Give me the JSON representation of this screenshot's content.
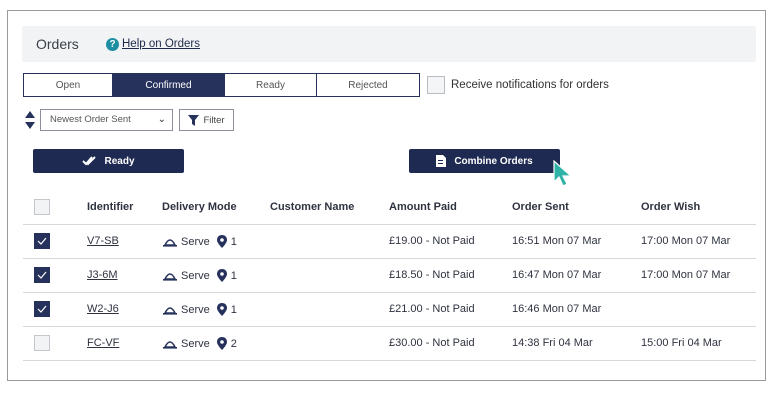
{
  "header": {
    "title": "Orders",
    "help_icon": "question-circle-icon",
    "help_link": "Help on Orders"
  },
  "tabs": [
    {
      "label": "Open",
      "active": false
    },
    {
      "label": "Confirmed",
      "active": true
    },
    {
      "label": "Ready",
      "active": false
    },
    {
      "label": "Rejected",
      "active": false
    }
  ],
  "notifications": {
    "label": "Receive notifications for orders",
    "checked": false
  },
  "sort": {
    "selected": "Newest Order Sent",
    "icon": "sort-arrows-icon"
  },
  "filter": {
    "label": "Filter",
    "icon": "funnel-icon"
  },
  "actions": {
    "ready_label": "Ready",
    "ready_icon": "double-check-icon",
    "combine_label": "Combine Orders",
    "combine_icon": "document-icon"
  },
  "table": {
    "columns": [
      "Identifier",
      "Delivery Mode",
      "Customer Name",
      "Amount Paid",
      "Order Sent",
      "Order Wish"
    ],
    "rows": [
      {
        "checked": true,
        "identifier": "V7-SB",
        "mode": "Serve",
        "table_no": "1",
        "customer": "",
        "amount": "£19.00 - Not Paid",
        "sent": "16:51 Mon 07 Mar",
        "wish": "17:00 Mon 07 Mar"
      },
      {
        "checked": true,
        "identifier": "J3-6M",
        "mode": "Serve",
        "table_no": "1",
        "customer": "",
        "amount": "£18.50 - Not Paid",
        "sent": "16:47 Mon 07 Mar",
        "wish": "17:00 Mon 07 Mar"
      },
      {
        "checked": true,
        "identifier": "W2-J6",
        "mode": "Serve",
        "table_no": "1",
        "customer": "",
        "amount": "£21.00 - Not Paid",
        "sent": "16:46 Mon 07 Mar",
        "wish": ""
      },
      {
        "checked": false,
        "identifier": "FC-VF",
        "mode": "Serve",
        "table_no": "2",
        "customer": "",
        "amount": "£30.00 - Not Paid",
        "sent": "14:38 Fri 04 Mar",
        "wish": "15:00 Fri 04 Mar"
      }
    ]
  },
  "colors": {
    "primary": "#27325c",
    "accent": "#1e8fa3",
    "cursor": "#2fb3a6"
  }
}
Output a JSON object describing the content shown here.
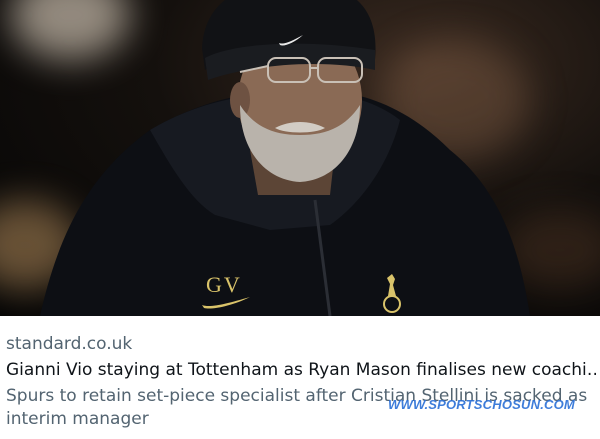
{
  "card": {
    "domain": "standard.co.uk",
    "headline": "Gianni Vio staying at Tottenham as Ryan Mason finalises new coachi…",
    "description": "Spurs to retain set-piece specialist after Cristian Stellini is sacked as interim manager"
  },
  "image": {
    "jacket_initials": "GV",
    "hat_logo": "nike-swoosh",
    "crest": "tottenham-cockerel"
  },
  "watermark": {
    "text": "WWW.SPORTSCHOSUN.COM"
  },
  "colors": {
    "secondary_text": "#536471",
    "primary_text": "#0f1419",
    "watermark": "#2a6fd6"
  }
}
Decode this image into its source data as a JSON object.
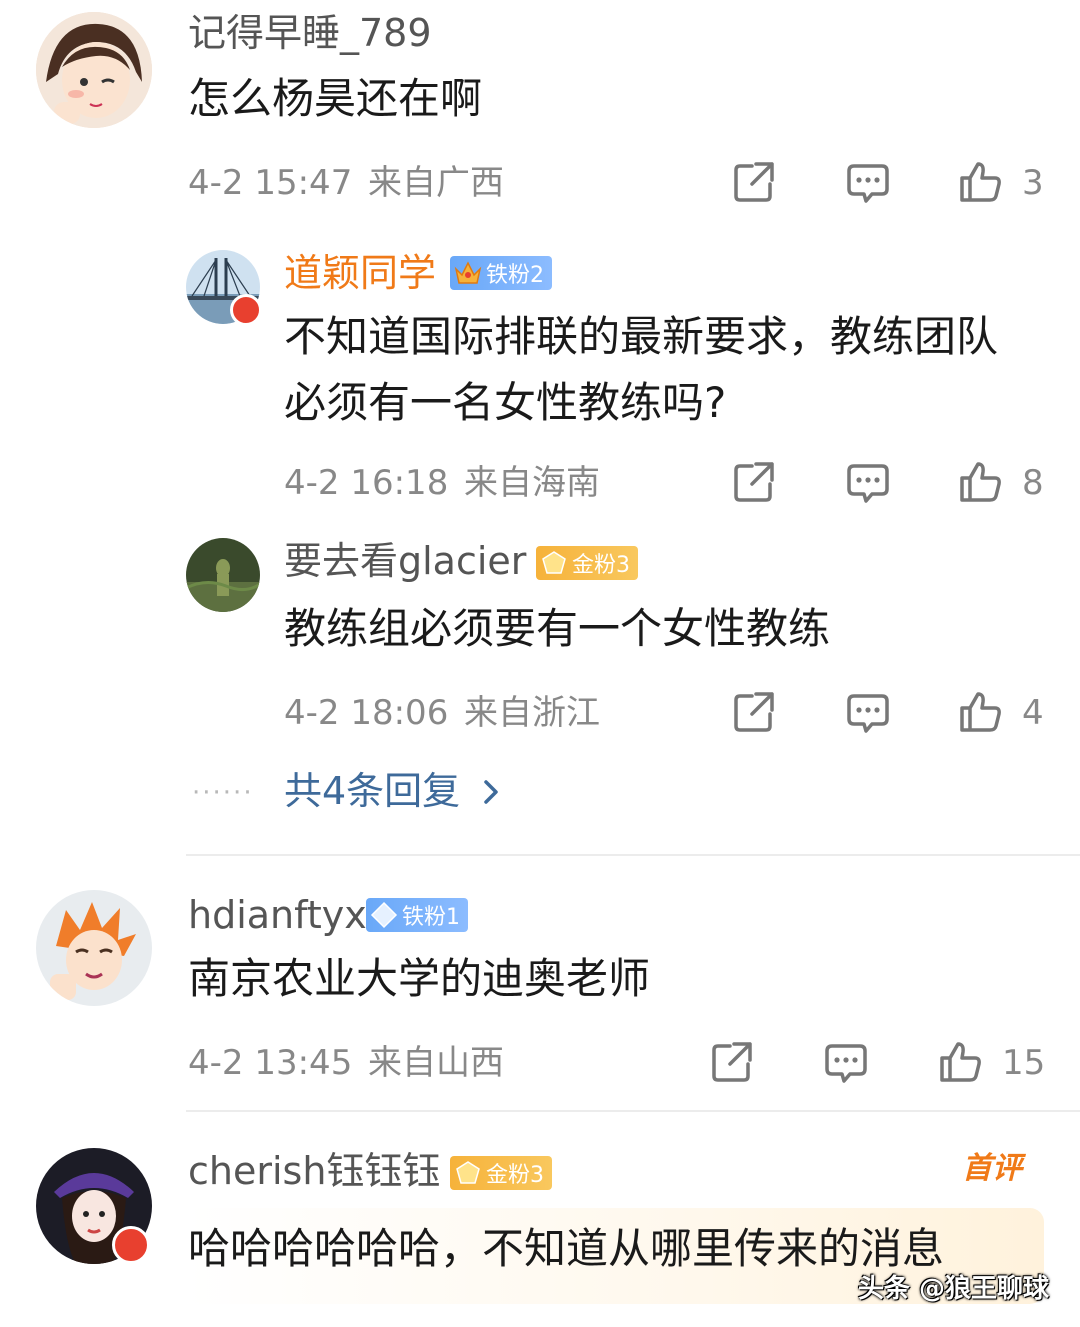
{
  "comments": [
    {
      "username": "记得早睡_789",
      "text": "怎么杨昊还在啊",
      "time": "4-2 15:47",
      "location": "来自广西",
      "likes": "3",
      "replies": [
        {
          "username": "道颖同学",
          "badge": "铁粉2",
          "text": "不知道国际排联的最新要求，教练团队必须有一名女性教练吗?",
          "time": "4-2 16:18",
          "location": "来自海南",
          "likes": "8"
        },
        {
          "username": "要去看glacier",
          "badge": "金粉3",
          "text": "教练组必须要有一个女性教练",
          "time": "4-2 18:06",
          "location": "来自浙江",
          "likes": "4"
        }
      ],
      "more_replies": "共4条回复"
    },
    {
      "username": "hdianftyx",
      "badge": "铁粉1",
      "text": "南京农业大学的迪奥老师",
      "time": "4-2 13:45",
      "location": "来自山西",
      "likes": "15"
    },
    {
      "username": "cherish钰钰钰",
      "badge": "金粉3",
      "tag": "首评",
      "text": "哈哈哈哈哈哈，不知道从哪里传来的消息"
    }
  ],
  "watermark": "头条 @狼王聊球",
  "colors": {
    "accent_username": "#f07a18",
    "link": "#3e6a9a",
    "meta": "#888888",
    "badge_iron": "#69a8f8",
    "badge_gold": "#f6b23a",
    "first_comment_tag": "#f07a18"
  },
  "icons": [
    "share-icon",
    "comment-icon",
    "like-icon",
    "chevron-right-icon",
    "crown-icon",
    "diamond-icon",
    "gem-icon"
  ]
}
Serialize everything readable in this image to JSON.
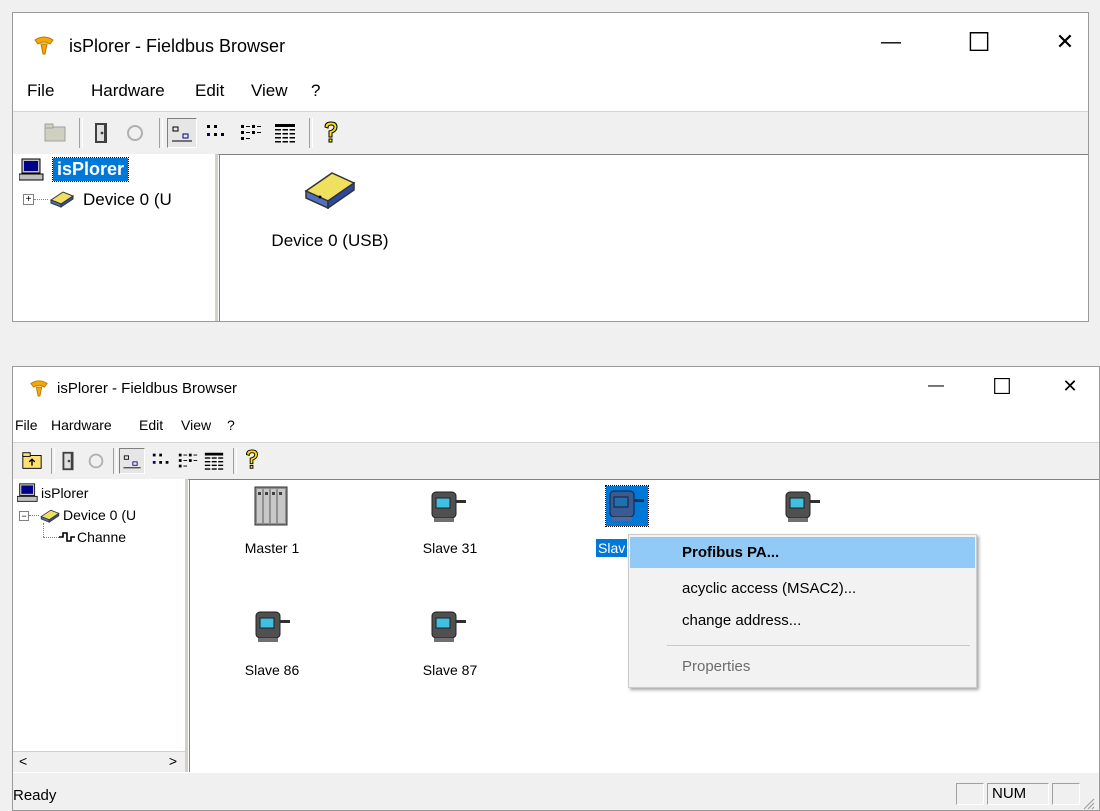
{
  "window1": {
    "title": "isPlorer - Fieldbus Browser",
    "menu": [
      "File",
      "Hardware",
      "Edit",
      "View",
      "?"
    ],
    "tree": {
      "root": "isPlorer",
      "device": "Device 0 (U"
    },
    "list": [
      {
        "label": "Device 0 (USB)",
        "icon": "usb-device-icon"
      }
    ]
  },
  "window2": {
    "title": "isPlorer - Fieldbus Browser",
    "menu": [
      "File",
      "Hardware",
      "Edit",
      "View",
      "?"
    ],
    "tree": {
      "root": "isPlorer",
      "device": "Device 0 (U",
      "channel": "Channe"
    },
    "list": [
      {
        "label": "Master 1",
        "icon": "master-rack-icon"
      },
      {
        "label": "Slave 31",
        "icon": "slave-device-icon"
      },
      {
        "label": "Slav",
        "icon": "slave-device-icon",
        "selected": true
      },
      {
        "label": "",
        "icon": "slave-device-icon"
      },
      {
        "label": "Slave 86",
        "icon": "slave-device-icon"
      },
      {
        "label": "Slave 87",
        "icon": "slave-device-icon"
      }
    ],
    "context_menu": {
      "items": [
        {
          "label": "Profibus PA...",
          "bold": true,
          "highlighted": true
        },
        {
          "label": "acyclic access (MSAC2)..."
        },
        {
          "label": "change address..."
        },
        {
          "label": "Properties",
          "disabled": true
        }
      ]
    },
    "status": {
      "text": "Ready",
      "num": "NUM"
    }
  },
  "caption": {
    "minimize": "—",
    "maximize": "☐",
    "close": "✕"
  },
  "scroll": {
    "left": "<",
    "right": ">"
  },
  "colors": {
    "selection": "#0078d7",
    "menu_highlight": "#91c9f7",
    "disabled_text": "#6d6d6d"
  }
}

(Task) Find each line in the records holding the string "Paid" and show it.

(Answer to the task)
      "Amount Paid",
        "amount": "£19.00 - Not Paid",
        "amount": "£18.50 - Not Paid",
        "amount": "£21.00 - Not Paid",
        "amount": "£30.00 - Not Paid",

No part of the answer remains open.